# Exercise description
Please transcribe the records precisely; pictures stay out of your copy.
-- START OF Dataset excerpts --
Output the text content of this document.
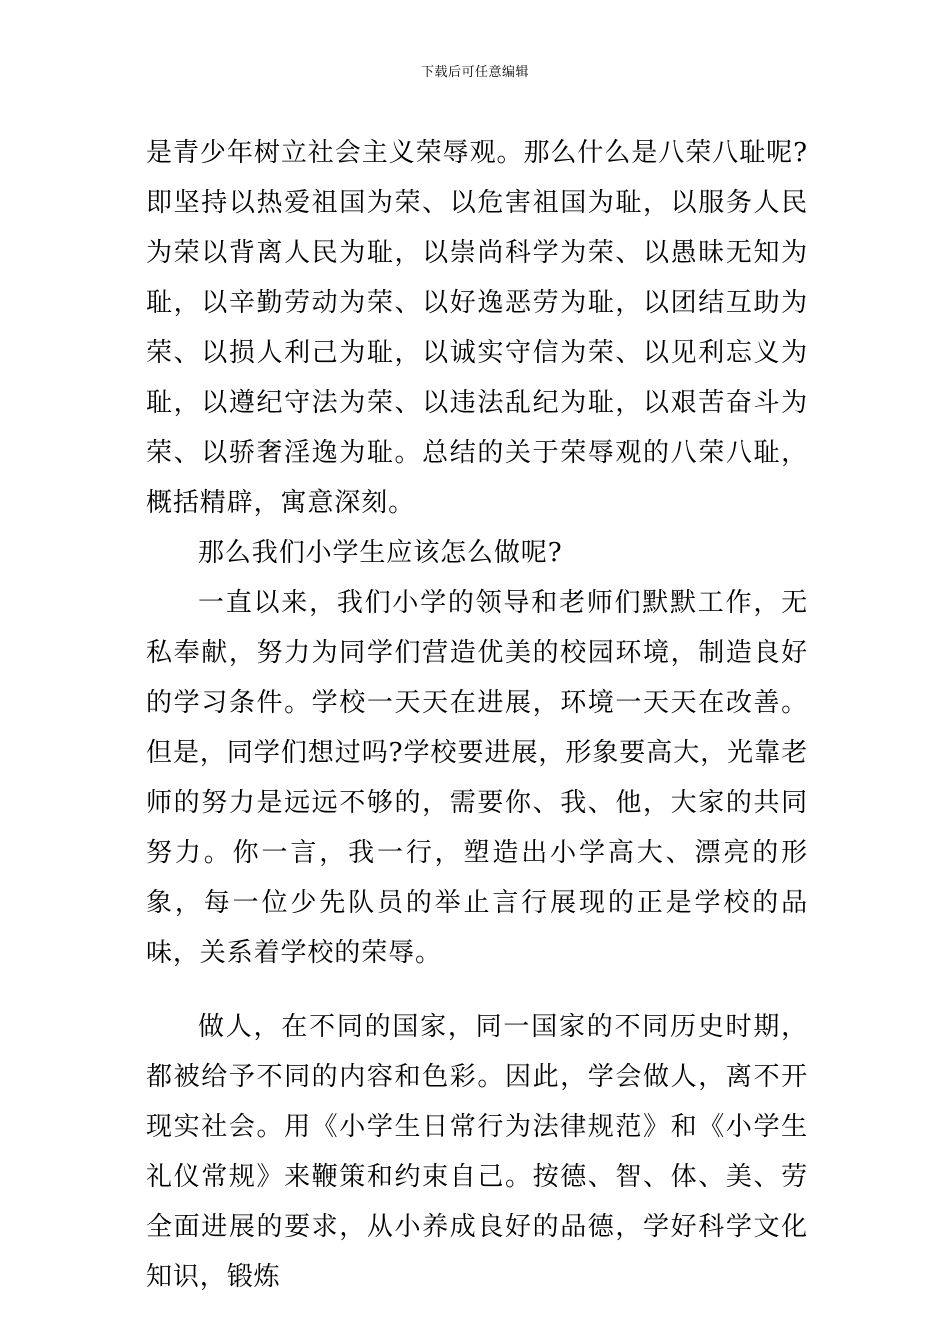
下载后可任意编辑

是青少年树立社会主义荣辱观。那么什么是八荣八耻呢?即坚持以热爱祖国为荣、以危害祖国为耻，以服务人民为荣以背离人民为耻，以崇尚科学为荣、以愚昧无知为耻，以辛勤劳动为荣、以好逸恶劳为耻，以团结互助为荣、以损人利己为耻，以诚实守信为荣、以见利忘义为耻，以遵纪守法为荣、以违法乱纪为耻，以艰苦奋斗为荣、以骄奢淫逸为耻。总结的关于荣辱观的八荣八耻，概括精辟，寓意深刻。

那么我们小学生应该怎么做呢?

一直以来，我们小学的领导和老师们默默工作，无私奉献，努力为同学们营造优美的校园环境，制造良好的学习条件。学校一天天在进展，环境一天天在改善。但是，同学们想过吗?学校要进展，形象要高大，光靠老师的努力是远远不够的，需要你、我、他，大家的共同努力。你一言，我一行，塑造出小学高大、漂亮的形象，每一位少先队员的举止言行展现的正是学校的品味，关系着学校的荣辱。

做人，在不同的国家，同一国家的不同历史时期，都被给予不同的内容和色彩。因此，学会做人，离不开现实社会。用《小学生日常行为法律规范》和《小学生礼仪常规》来鞭策和约束自己。按德、智、体、美、劳全面进展的要求，从小养成良好的品德，学好科学文化知识，锻炼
-- END OF Dataset excerpts --
# Complete output
Output the text content of this document.
下载后可任意编辑

是青少年树立社会主义荣辱观。那么什么是八荣八耻呢?即坚持以热爱祖国为荣、以危害祖国为耻，以服务人民为荣以背离人民为耻，以崇尚科学为荣、以愚昧无知为耻，以辛勤劳动为荣、以好逸恶劳为耻，以团结互助为荣、以损人利己为耻，以诚实守信为荣、以见利忘义为耻，以遵纪守法为荣、以违法乱纪为耻，以艰苦奋斗为荣、以骄奢淫逸为耻。总结的关于荣辱观的八荣八耻，概括精辟，寓意深刻。

那么我们小学生应该怎么做呢?

一直以来，我们小学的领导和老师们默默工作，无私奉献，努力为同学们营造优美的校园环境，制造良好的学习条件。学校一天天在进展，环境一天天在改善。但是，同学们想过吗?学校要进展，形象要高大，光靠老师的努力是远远不够的，需要你、我、他，大家的共同努力。你一言，我一行，塑造出小学高大、漂亮的形象，每一位少先队员的举止言行展现的正是学校的品味，关系着学校的荣辱。

做人，在不同的国家，同一国家的不同历史时期，都被给予不同的内容和色彩。因此，学会做人，离不开现实社会。用《小学生日常行为法律规范》和《小学生礼仪常规》来鞭策和约束自己。按德、智、体、美、劳全面进展的要求，从小养成良好的品德，学好科学文化知识，锻炼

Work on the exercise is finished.